§ Material:
***
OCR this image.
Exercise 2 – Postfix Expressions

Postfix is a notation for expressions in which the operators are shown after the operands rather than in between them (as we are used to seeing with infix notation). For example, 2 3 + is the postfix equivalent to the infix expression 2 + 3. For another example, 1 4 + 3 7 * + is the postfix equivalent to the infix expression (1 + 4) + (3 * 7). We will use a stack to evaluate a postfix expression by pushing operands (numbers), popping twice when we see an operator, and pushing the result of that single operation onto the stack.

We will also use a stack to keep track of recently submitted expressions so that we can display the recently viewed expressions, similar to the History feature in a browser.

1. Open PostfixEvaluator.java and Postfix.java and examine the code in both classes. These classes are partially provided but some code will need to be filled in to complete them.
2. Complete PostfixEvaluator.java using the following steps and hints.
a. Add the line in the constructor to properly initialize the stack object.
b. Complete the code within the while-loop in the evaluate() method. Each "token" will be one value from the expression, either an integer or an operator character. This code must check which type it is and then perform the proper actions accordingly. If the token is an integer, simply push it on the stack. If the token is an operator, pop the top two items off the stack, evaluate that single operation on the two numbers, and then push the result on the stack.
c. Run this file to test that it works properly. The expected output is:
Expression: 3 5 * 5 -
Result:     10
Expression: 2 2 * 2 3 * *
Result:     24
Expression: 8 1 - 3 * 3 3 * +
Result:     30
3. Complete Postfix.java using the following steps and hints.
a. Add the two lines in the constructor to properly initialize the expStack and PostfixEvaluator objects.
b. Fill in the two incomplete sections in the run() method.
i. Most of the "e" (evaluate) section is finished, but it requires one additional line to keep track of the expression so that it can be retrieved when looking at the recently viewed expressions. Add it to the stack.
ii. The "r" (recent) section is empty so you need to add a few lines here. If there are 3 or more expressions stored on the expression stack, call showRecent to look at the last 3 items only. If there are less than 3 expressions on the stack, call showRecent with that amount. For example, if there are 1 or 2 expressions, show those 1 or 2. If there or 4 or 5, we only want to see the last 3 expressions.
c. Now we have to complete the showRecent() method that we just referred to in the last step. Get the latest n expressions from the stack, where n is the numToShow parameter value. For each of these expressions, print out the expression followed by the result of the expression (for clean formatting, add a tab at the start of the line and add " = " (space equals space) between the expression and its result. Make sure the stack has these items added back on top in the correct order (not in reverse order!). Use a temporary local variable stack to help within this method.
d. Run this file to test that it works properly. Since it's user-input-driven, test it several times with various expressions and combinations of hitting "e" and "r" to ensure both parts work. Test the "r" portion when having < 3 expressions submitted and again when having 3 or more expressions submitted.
***
§ Task instructions:
Copy every line that includes the string "steps" from the material above.

§ The response:
2. Complete PostfixEvaluator.java using the following steps and hints.
3. Complete Postfix.java using the following steps and hints.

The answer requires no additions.